## DESCRIPTION OF THE TASK
Once the pictures are set aside, transcribe the remaining data exactly.
* BEGIN RECORDS FOR THE TASK *
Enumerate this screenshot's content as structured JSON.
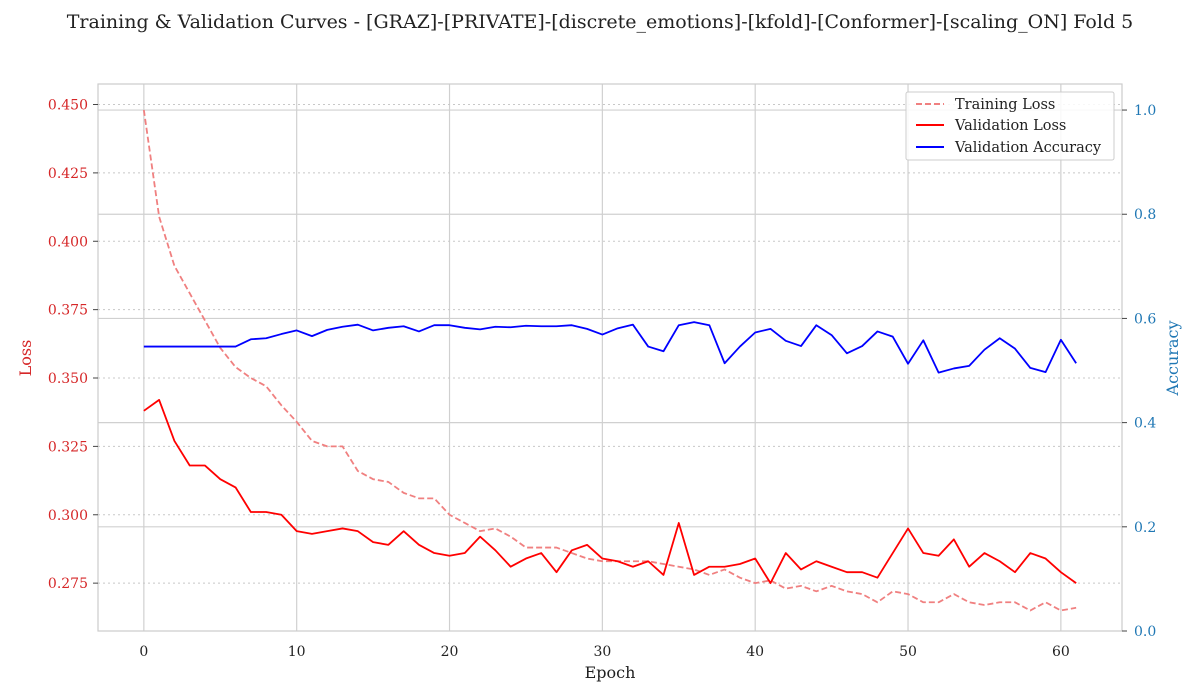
{
  "chart_data": {
    "type": "line",
    "title": "Training & Validation Curves - [GRAZ]-[PRIVATE]-[discrete_emotions]-[kfold]-[Conformer]-[scaling_ON] Fold 5",
    "xlabel": "Epoch",
    "ylabel_left": "Loss",
    "ylabel_right": "Accuracy",
    "xlim": [
      -3,
      64
    ],
    "ylim_left": [
      0.2575,
      0.4575
    ],
    "ylim_right": [
      0.0,
      1.05
    ],
    "x_ticks": [
      0,
      10,
      20,
      30,
      40,
      50,
      60
    ],
    "y_ticks_left": [
      0.275,
      0.3,
      0.325,
      0.35,
      0.375,
      0.4,
      0.425,
      0.45
    ],
    "y_ticks_right": [
      0.0,
      0.2,
      0.4,
      0.6,
      0.8,
      1.0
    ],
    "grid": true,
    "legend_position": "top-right",
    "colors": {
      "training_loss": "#f08080",
      "validation_loss": "#ff0000",
      "validation_accuracy": "#0000ff",
      "left_axis": "#d62728",
      "right_axis": "#1f77b4"
    },
    "x": [
      0,
      1,
      2,
      3,
      4,
      5,
      6,
      7,
      8,
      9,
      10,
      11,
      12,
      13,
      14,
      15,
      16,
      17,
      18,
      19,
      20,
      21,
      22,
      23,
      24,
      25,
      26,
      27,
      28,
      29,
      30,
      31,
      32,
      33,
      34,
      35,
      36,
      37,
      38,
      39,
      40,
      41,
      42,
      43,
      44,
      45,
      46,
      47,
      48,
      49,
      50,
      51,
      52,
      53,
      54,
      55,
      56,
      57,
      58,
      59,
      60,
      61
    ],
    "series": [
      {
        "name": "Training Loss",
        "axis": "left",
        "style": "dashed",
        "values": [
          0.448,
          0.409,
          0.391,
          0.381,
          0.371,
          0.361,
          0.354,
          0.35,
          0.347,
          0.34,
          0.334,
          0.327,
          0.325,
          0.325,
          0.316,
          0.313,
          0.312,
          0.308,
          0.306,
          0.306,
          0.3,
          0.297,
          0.294,
          0.295,
          0.292,
          0.288,
          0.288,
          0.288,
          0.286,
          0.284,
          0.283,
          0.283,
          0.283,
          0.283,
          0.282,
          0.281,
          0.28,
          0.278,
          0.28,
          0.277,
          0.275,
          0.276,
          0.273,
          0.274,
          0.272,
          0.274,
          0.272,
          0.271,
          0.268,
          0.272,
          0.271,
          0.268,
          0.268,
          0.271,
          0.268,
          0.267,
          0.268,
          0.268,
          0.265,
          0.268,
          0.265,
          0.266
        ]
      },
      {
        "name": "Validation Loss",
        "axis": "left",
        "style": "solid",
        "values": [
          0.338,
          0.342,
          0.327,
          0.318,
          0.318,
          0.313,
          0.31,
          0.301,
          0.301,
          0.3,
          0.294,
          0.293,
          0.294,
          0.295,
          0.294,
          0.29,
          0.289,
          0.294,
          0.289,
          0.286,
          0.285,
          0.286,
          0.292,
          0.287,
          0.281,
          0.284,
          0.286,
          0.279,
          0.287,
          0.289,
          0.284,
          0.283,
          0.281,
          0.283,
          0.278,
          0.297,
          0.278,
          0.281,
          0.281,
          0.282,
          0.284,
          0.275,
          0.286,
          0.28,
          0.283,
          0.281,
          0.279,
          0.279,
          0.277,
          0.286,
          0.295,
          0.286,
          0.285,
          0.291,
          0.281,
          0.286,
          0.283,
          0.279,
          0.286,
          0.284,
          0.279,
          0.275
        ]
      },
      {
        "name": "Validation Accuracy",
        "axis": "right",
        "style": "solid",
        "values": [
          0.546,
          0.546,
          0.546,
          0.546,
          0.546,
          0.546,
          0.546,
          0.56,
          0.562,
          0.57,
          0.577,
          0.566,
          0.578,
          0.584,
          0.588,
          0.577,
          0.582,
          0.585,
          0.575,
          0.587,
          0.587,
          0.582,
          0.579,
          0.584,
          0.583,
          0.586,
          0.585,
          0.585,
          0.587,
          0.58,
          0.569,
          0.581,
          0.588,
          0.546,
          0.537,
          0.587,
          0.593,
          0.587,
          0.514,
          0.546,
          0.573,
          0.58,
          0.557,
          0.547,
          0.587,
          0.568,
          0.533,
          0.547,
          0.575,
          0.565,
          0.513,
          0.558,
          0.496,
          0.504,
          0.509,
          0.54,
          0.562,
          0.542,
          0.505,
          0.497,
          0.559,
          0.514
        ]
      }
    ]
  }
}
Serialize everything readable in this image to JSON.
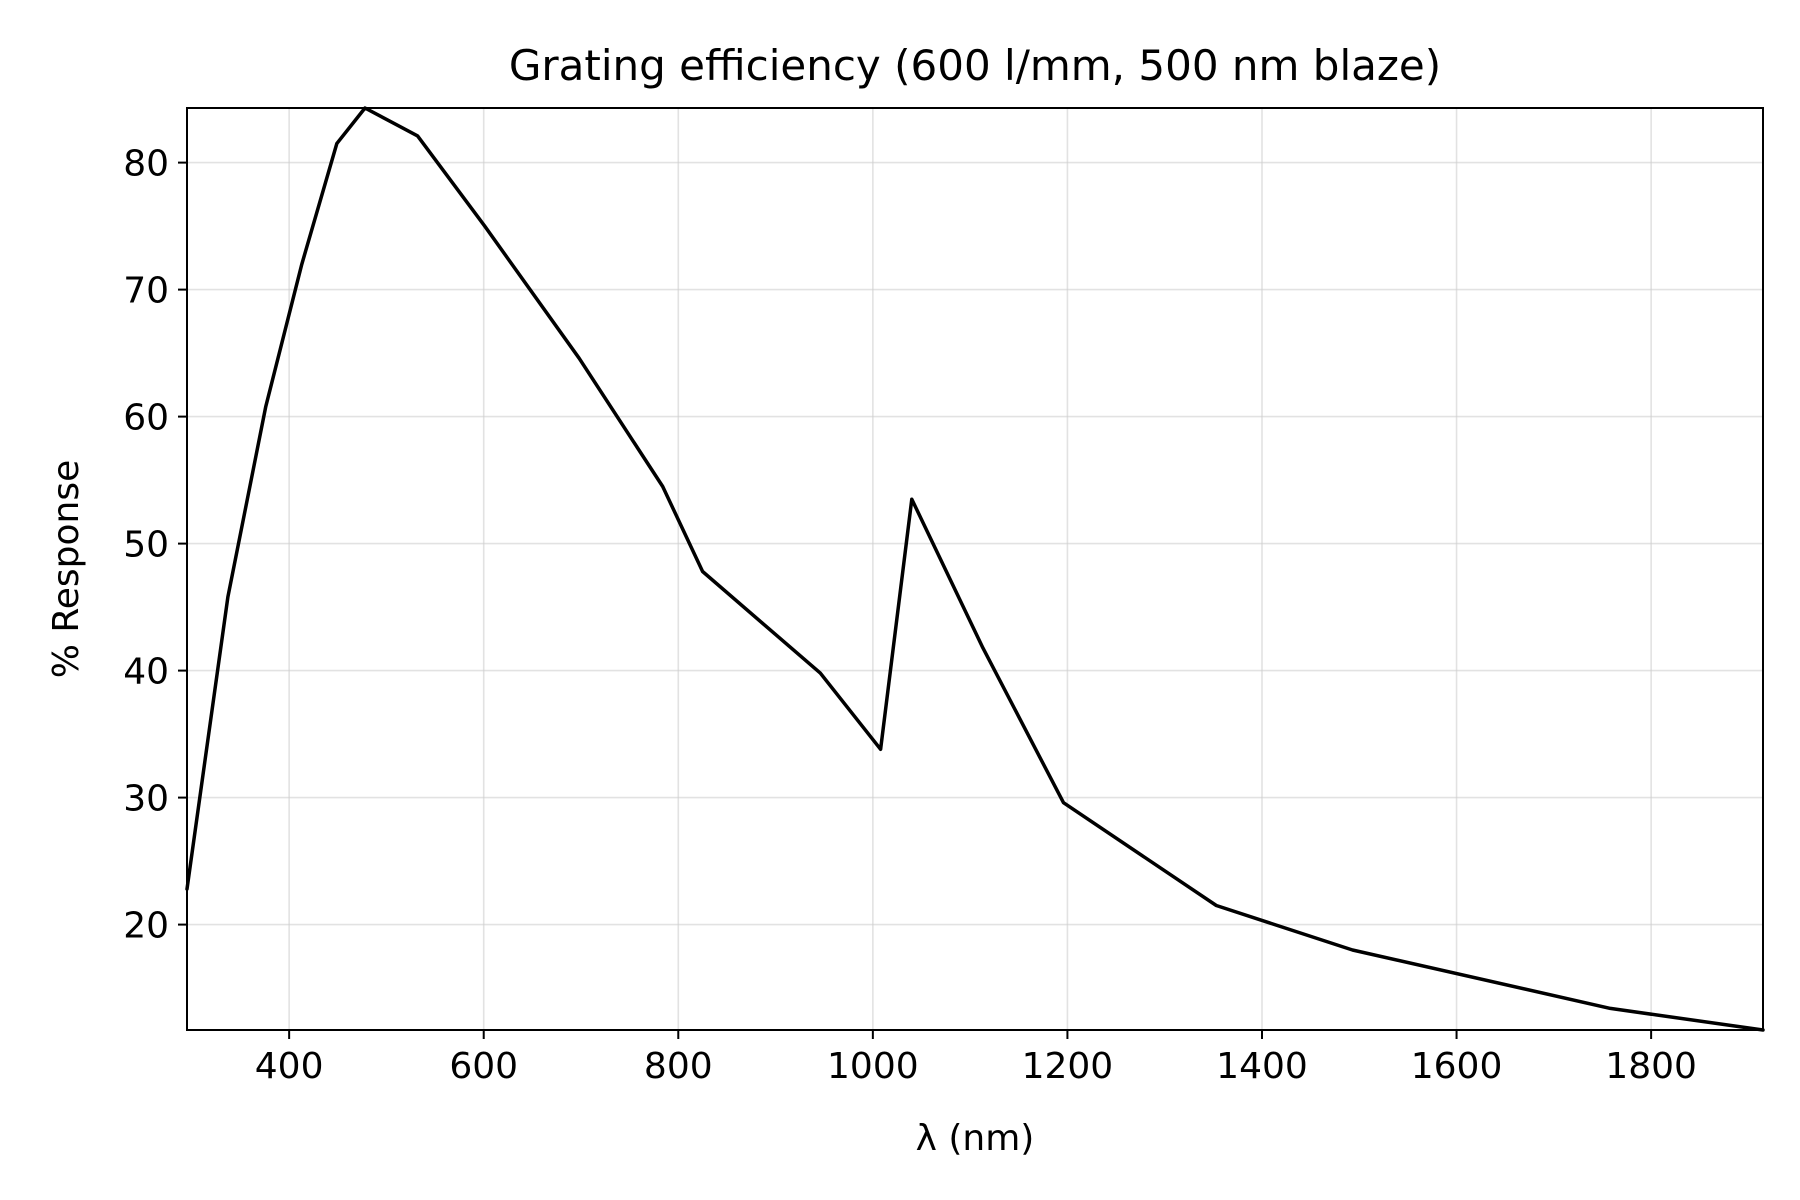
{
  "chart_data": {
    "type": "line",
    "title": "Grating efficiency (600 l/mm, 500 nm blaze)",
    "xlabel": "λ (nm)",
    "ylabel": "% Response",
    "xlim": [
      295,
      1915
    ],
    "ylim": [
      11.7,
      84.3
    ],
    "xticks": [
      400,
      600,
      800,
      1000,
      1200,
      1400,
      1600,
      1800
    ],
    "yticks": [
      20,
      30,
      40,
      50,
      60,
      70,
      80
    ],
    "grid": true,
    "series": [
      {
        "color": "#000000",
        "x": [
          295,
          337,
          376,
          413,
          449,
          478,
          532,
          601,
          698,
          784,
          825,
          946,
          1008,
          1040,
          1113,
          1196,
          1353,
          1493,
          1758,
          1915
        ],
        "y": [
          22.8,
          45.8,
          60.8,
          72.0,
          81.5,
          84.3,
          82.1,
          75.0,
          64.6,
          54.5,
          47.8,
          39.8,
          33.8,
          53.5,
          41.8,
          29.6,
          21.5,
          18.0,
          13.4,
          11.7
        ]
      }
    ]
  }
}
* END RECORDS FOR THE TASK *
## SOLUTION
Enumerate this screenshot's content as structured JSON.
{
  "chart_data": {
    "type": "line",
    "title": "Training & Validation Curves - [GRAZ]-[PRIVATE]-[discrete_emotions]-[kfold]-[Conformer]-[scaling_ON] Fold 5",
    "xlabel": "Epoch",
    "ylabel_left": "Loss",
    "ylabel_right": "Accuracy",
    "xlim": [
      -3,
      64
    ],
    "ylim_left": [
      0.2575,
      0.4575
    ],
    "ylim_right": [
      0.0,
      1.05
    ],
    "x_ticks": [
      0,
      10,
      20,
      30,
      40,
      50,
      60
    ],
    "y_ticks_left": [
      0.275,
      0.3,
      0.325,
      0.35,
      0.375,
      0.4,
      0.425,
      0.45
    ],
    "y_ticks_right": [
      0.0,
      0.2,
      0.4,
      0.6,
      0.8,
      1.0
    ],
    "grid": true,
    "legend_position": "top-right",
    "colors": {
      "training_loss": "#f08080",
      "validation_loss": "#ff0000",
      "validation_accuracy": "#0000ff",
      "left_axis": "#d62728",
      "right_axis": "#1f77b4"
    },
    "x": [
      0,
      1,
      2,
      3,
      4,
      5,
      6,
      7,
      8,
      9,
      10,
      11,
      12,
      13,
      14,
      15,
      16,
      17,
      18,
      19,
      20,
      21,
      22,
      23,
      24,
      25,
      26,
      27,
      28,
      29,
      30,
      31,
      32,
      33,
      34,
      35,
      36,
      37,
      38,
      39,
      40,
      41,
      42,
      43,
      44,
      45,
      46,
      47,
      48,
      49,
      50,
      51,
      52,
      53,
      54,
      55,
      56,
      57,
      58,
      59,
      60,
      61
    ],
    "series": [
      {
        "name": "Training Loss",
        "axis": "left",
        "style": "dashed",
        "values": [
          0.448,
          0.409,
          0.391,
          0.381,
          0.371,
          0.361,
          0.354,
          0.35,
          0.347,
          0.34,
          0.334,
          0.327,
          0.325,
          0.325,
          0.316,
          0.313,
          0.312,
          0.308,
          0.306,
          0.306,
          0.3,
          0.297,
          0.294,
          0.295,
          0.292,
          0.288,
          0.288,
          0.288,
          0.286,
          0.284,
          0.283,
          0.283,
          0.283,
          0.283,
          0.282,
          0.281,
          0.28,
          0.278,
          0.28,
          0.277,
          0.275,
          0.276,
          0.273,
          0.274,
          0.272,
          0.274,
          0.272,
          0.271,
          0.268,
          0.272,
          0.271,
          0.268,
          0.268,
          0.271,
          0.268,
          0.267,
          0.268,
          0.268,
          0.265,
          0.268,
          0.265,
          0.266
        ]
      },
      {
        "name": "Validation Loss",
        "axis": "left",
        "style": "solid",
        "values": [
          0.338,
          0.342,
          0.327,
          0.318,
          0.318,
          0.313,
          0.31,
          0.301,
          0.301,
          0.3,
          0.294,
          0.293,
          0.294,
          0.295,
          0.294,
          0.29,
          0.289,
          0.294,
          0.289,
          0.286,
          0.285,
          0.286,
          0.292,
          0.287,
          0.281,
          0.284,
          0.286,
          0.279,
          0.287,
          0.289,
          0.284,
          0.283,
          0.281,
          0.283,
          0.278,
          0.297,
          0.278,
          0.281,
          0.281,
          0.282,
          0.284,
          0.275,
          0.286,
          0.28,
          0.283,
          0.281,
          0.279,
          0.279,
          0.277,
          0.286,
          0.295,
          0.286,
          0.285,
          0.291,
          0.281,
          0.286,
          0.283,
          0.279,
          0.286,
          0.284,
          0.279,
          0.275
        ]
      },
      {
        "name": "Validation Accuracy",
        "axis": "right",
        "style": "solid",
        "values": [
          0.546,
          0.546,
          0.546,
          0.546,
          0.546,
          0.546,
          0.546,
          0.56,
          0.562,
          0.57,
          0.577,
          0.566,
          0.578,
          0.584,
          0.588,
          0.577,
          0.582,
          0.585,
          0.575,
          0.587,
          0.587,
          0.582,
          0.579,
          0.584,
          0.583,
          0.586,
          0.585,
          0.585,
          0.587,
          0.58,
          0.569,
          0.581,
          0.588,
          0.546,
          0.537,
          0.587,
          0.593,
          0.587,
          0.514,
          0.546,
          0.573,
          0.58,
          0.557,
          0.547,
          0.587,
          0.568,
          0.533,
          0.547,
          0.575,
          0.565,
          0.513,
          0.558,
          0.496,
          0.504,
          0.509,
          0.54,
          0.562,
          0.542,
          0.505,
          0.497,
          0.559,
          0.514
        ]
      }
    ]
  }
}
Serialize everything readable in this image to JSON.
{
  "chart_data": {
    "type": "line",
    "title": "Grating efficiency (600 l/mm, 500 nm blaze)",
    "xlabel": "λ (nm)",
    "ylabel": "% Response",
    "xlim": [
      295,
      1915
    ],
    "ylim": [
      11.7,
      84.3
    ],
    "xticks": [
      400,
      600,
      800,
      1000,
      1200,
      1400,
      1600,
      1800
    ],
    "yticks": [
      20,
      30,
      40,
      50,
      60,
      70,
      80
    ],
    "grid": true,
    "series": [
      {
        "color": "#000000",
        "x": [
          295,
          337,
          376,
          413,
          449,
          478,
          532,
          601,
          698,
          784,
          825,
          946,
          1008,
          1040,
          1113,
          1196,
          1353,
          1493,
          1758,
          1915
        ],
        "y": [
          22.8,
          45.8,
          60.8,
          72.0,
          81.5,
          84.3,
          82.1,
          75.0,
          64.6,
          54.5,
          47.8,
          39.8,
          33.8,
          53.5,
          41.8,
          29.6,
          21.5,
          18.0,
          13.4,
          11.7
        ]
      }
    ]
  }
}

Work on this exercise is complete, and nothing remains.